Written request —
Below are entries; tally how many lines hold the string "NOAA" and answer with only that figure.

Records for the task —
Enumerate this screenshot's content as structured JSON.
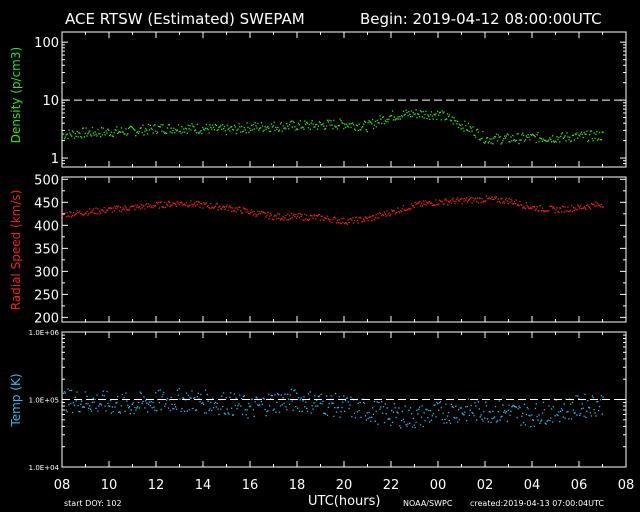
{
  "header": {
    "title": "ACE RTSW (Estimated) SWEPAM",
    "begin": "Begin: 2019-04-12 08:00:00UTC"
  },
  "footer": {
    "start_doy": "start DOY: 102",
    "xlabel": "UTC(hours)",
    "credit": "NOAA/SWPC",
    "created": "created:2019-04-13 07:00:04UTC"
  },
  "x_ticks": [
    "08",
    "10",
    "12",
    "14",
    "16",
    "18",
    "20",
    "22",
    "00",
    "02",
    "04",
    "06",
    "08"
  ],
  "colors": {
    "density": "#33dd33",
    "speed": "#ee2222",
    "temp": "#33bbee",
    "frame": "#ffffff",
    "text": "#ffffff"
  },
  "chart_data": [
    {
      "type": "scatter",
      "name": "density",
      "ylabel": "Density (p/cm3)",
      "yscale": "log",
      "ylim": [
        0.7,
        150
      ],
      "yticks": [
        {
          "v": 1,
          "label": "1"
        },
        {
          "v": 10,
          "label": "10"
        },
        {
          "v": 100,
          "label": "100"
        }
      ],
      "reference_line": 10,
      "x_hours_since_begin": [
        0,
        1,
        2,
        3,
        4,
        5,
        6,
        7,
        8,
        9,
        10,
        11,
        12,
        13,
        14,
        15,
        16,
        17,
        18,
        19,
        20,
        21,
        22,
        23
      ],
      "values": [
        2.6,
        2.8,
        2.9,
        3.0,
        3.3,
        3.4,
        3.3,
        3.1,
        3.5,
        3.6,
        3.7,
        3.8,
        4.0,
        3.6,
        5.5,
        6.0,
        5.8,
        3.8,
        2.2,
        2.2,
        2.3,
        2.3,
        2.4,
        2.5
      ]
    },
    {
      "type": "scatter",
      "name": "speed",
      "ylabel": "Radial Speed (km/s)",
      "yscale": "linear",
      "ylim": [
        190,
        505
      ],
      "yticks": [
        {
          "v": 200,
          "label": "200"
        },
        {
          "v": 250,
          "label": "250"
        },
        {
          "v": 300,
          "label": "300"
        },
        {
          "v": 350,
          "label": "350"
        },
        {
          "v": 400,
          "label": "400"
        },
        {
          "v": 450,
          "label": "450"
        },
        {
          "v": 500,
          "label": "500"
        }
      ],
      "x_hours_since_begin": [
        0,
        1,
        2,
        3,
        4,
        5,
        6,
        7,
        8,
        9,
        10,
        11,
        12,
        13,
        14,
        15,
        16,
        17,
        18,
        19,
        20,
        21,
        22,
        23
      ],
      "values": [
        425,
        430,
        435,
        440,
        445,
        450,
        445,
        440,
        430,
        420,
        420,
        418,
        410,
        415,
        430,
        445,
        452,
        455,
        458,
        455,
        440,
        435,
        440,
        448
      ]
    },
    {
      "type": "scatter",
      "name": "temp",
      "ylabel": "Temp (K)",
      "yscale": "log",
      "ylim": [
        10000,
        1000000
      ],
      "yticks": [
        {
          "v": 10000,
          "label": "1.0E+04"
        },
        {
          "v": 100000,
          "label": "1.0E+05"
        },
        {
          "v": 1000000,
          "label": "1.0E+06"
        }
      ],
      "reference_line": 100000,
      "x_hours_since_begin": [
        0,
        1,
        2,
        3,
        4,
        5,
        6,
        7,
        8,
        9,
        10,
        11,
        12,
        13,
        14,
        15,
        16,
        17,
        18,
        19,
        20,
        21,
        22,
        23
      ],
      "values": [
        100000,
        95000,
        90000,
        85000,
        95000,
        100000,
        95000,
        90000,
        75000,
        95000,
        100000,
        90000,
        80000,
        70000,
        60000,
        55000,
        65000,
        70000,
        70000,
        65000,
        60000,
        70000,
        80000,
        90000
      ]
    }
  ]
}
...
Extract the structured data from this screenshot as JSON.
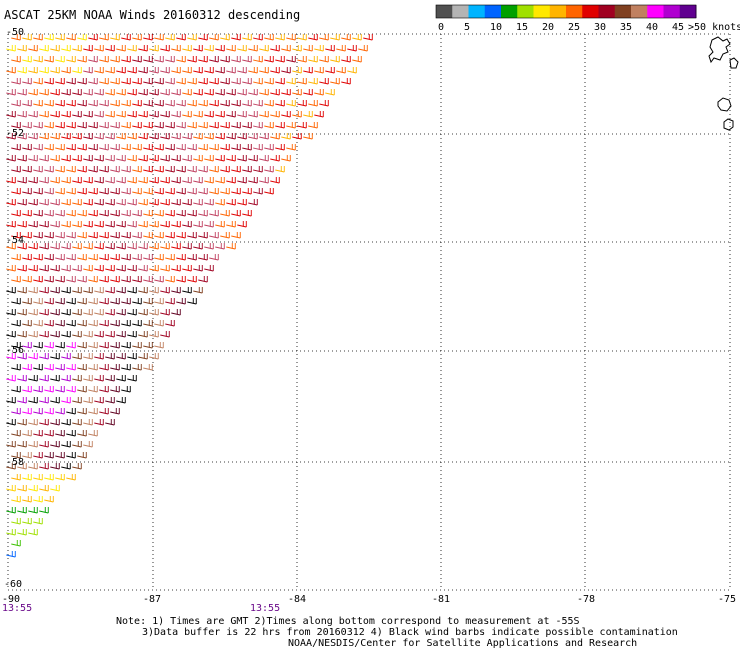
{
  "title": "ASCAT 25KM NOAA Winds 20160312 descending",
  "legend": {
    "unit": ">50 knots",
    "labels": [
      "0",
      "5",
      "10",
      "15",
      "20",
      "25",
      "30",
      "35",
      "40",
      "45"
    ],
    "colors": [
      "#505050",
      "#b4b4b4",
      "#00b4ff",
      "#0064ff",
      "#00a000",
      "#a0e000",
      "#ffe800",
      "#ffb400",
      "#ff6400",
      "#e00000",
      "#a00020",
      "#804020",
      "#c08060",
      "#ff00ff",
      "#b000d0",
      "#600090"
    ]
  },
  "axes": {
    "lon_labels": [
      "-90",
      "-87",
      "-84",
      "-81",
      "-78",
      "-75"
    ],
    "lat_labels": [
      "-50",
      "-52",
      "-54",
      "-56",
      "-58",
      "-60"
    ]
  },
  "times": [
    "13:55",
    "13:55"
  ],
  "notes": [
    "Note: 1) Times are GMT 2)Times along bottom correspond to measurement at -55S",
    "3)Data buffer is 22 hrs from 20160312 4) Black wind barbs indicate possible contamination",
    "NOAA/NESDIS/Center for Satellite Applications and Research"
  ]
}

Problem solution —
3